• Records from a collection of figures:

---+---

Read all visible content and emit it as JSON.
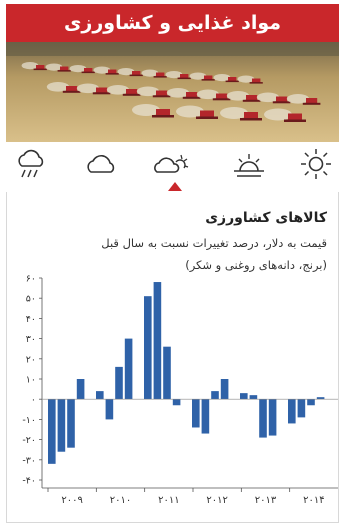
{
  "header": {
    "title": "مواد غذایی و کشاورزی"
  },
  "weather_icons": [
    "rain-cloud-icon",
    "cloud-icon",
    "partly-cloudy-icon",
    "sunrise-icon",
    "sun-icon"
  ],
  "selected_weather_index": 2,
  "colors": {
    "header": "#c9272b",
    "bars": "#2f62a8",
    "selector": "#c9272b"
  },
  "chart_data": {
    "type": "bar",
    "title": "کالاهای کشاورزی",
    "subtitle": "قیمت به دلار، درصد تغییرات نسبت به سال قبل",
    "subtitle2": "(برنج، دانه‌های روغنی و شکر)",
    "ylim": [
      -40,
      60
    ],
    "yticks": [
      {
        "value": 60,
        "label": "۶۰"
      },
      {
        "value": 50,
        "label": "۵۰"
      },
      {
        "value": 40,
        "label": "۴۰"
      },
      {
        "value": 30,
        "label": "۳۰"
      },
      {
        "value": 20,
        "label": "۲۰"
      },
      {
        "value": 10,
        "label": "۱۰"
      },
      {
        "value": 0,
        "label": "۰"
      },
      {
        "value": -10,
        "label": "-۱۰"
      },
      {
        "value": -20,
        "label": "-۲۰"
      },
      {
        "value": -30,
        "label": "-۳۰"
      },
      {
        "value": -40,
        "label": "-۴۰"
      }
    ],
    "xlabels": [
      {
        "label": "۲۰۰۹",
        "year_index": 0
      },
      {
        "label": "۲۰۱۰",
        "year_index": 1
      },
      {
        "label": "۲۰۱۱",
        "year_index": 2
      },
      {
        "label": "۲۰۱۲",
        "year_index": 3
      },
      {
        "label": "۲۰۱۳",
        "year_index": 4
      },
      {
        "label": "۲۰۱۴",
        "year_index": 5
      }
    ],
    "values": [
      -32,
      -26,
      -24,
      10,
      0,
      4,
      -10,
      16,
      30,
      0,
      51,
      58,
      26,
      -3,
      0,
      -14,
      -17,
      4,
      10,
      0,
      3,
      2,
      -19,
      -18,
      0,
      -12,
      -9,
      -3,
      1
    ]
  }
}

---+---

• TASK TO CARRY OUT: Leave the pictures out, and print every line of the listing exactly as written.

• THE RESULT:
Read all visible content and emit it as JSON.
{
  "header": {
    "title": "مواد غذایی و کشاورزی"
  },
  "weather_icons": [
    "rain-cloud-icon",
    "cloud-icon",
    "partly-cloudy-icon",
    "sunrise-icon",
    "sun-icon"
  ],
  "selected_weather_index": 2,
  "colors": {
    "header": "#c9272b",
    "bars": "#2f62a8",
    "selector": "#c9272b"
  },
  "chart_data": {
    "type": "bar",
    "title": "کالاهای کشاورزی",
    "subtitle": "قیمت به دلار، درصد تغییرات نسبت به سال قبل",
    "subtitle2": "(برنج، دانه‌های روغنی و شکر)",
    "ylim": [
      -40,
      60
    ],
    "yticks": [
      {
        "value": 60,
        "label": "۶۰"
      },
      {
        "value": 50,
        "label": "۵۰"
      },
      {
        "value": 40,
        "label": "۴۰"
      },
      {
        "value": 30,
        "label": "۳۰"
      },
      {
        "value": 20,
        "label": "۲۰"
      },
      {
        "value": 10,
        "label": "۱۰"
      },
      {
        "value": 0,
        "label": "۰"
      },
      {
        "value": -10,
        "label": "-۱۰"
      },
      {
        "value": -20,
        "label": "-۲۰"
      },
      {
        "value": -30,
        "label": "-۳۰"
      },
      {
        "value": -40,
        "label": "-۴۰"
      }
    ],
    "xlabels": [
      {
        "label": "۲۰۰۹",
        "year_index": 0
      },
      {
        "label": "۲۰۱۰",
        "year_index": 1
      },
      {
        "label": "۲۰۱۱",
        "year_index": 2
      },
      {
        "label": "۲۰۱۲",
        "year_index": 3
      },
      {
        "label": "۲۰۱۳",
        "year_index": 4
      },
      {
        "label": "۲۰۱۴",
        "year_index": 5
      }
    ],
    "values": [
      -32,
      -26,
      -24,
      10,
      0,
      4,
      -10,
      16,
      30,
      0,
      51,
      58,
      26,
      -3,
      0,
      -14,
      -17,
      4,
      10,
      0,
      3,
      2,
      -19,
      -18,
      0,
      -12,
      -9,
      -3,
      1
    ]
  }
}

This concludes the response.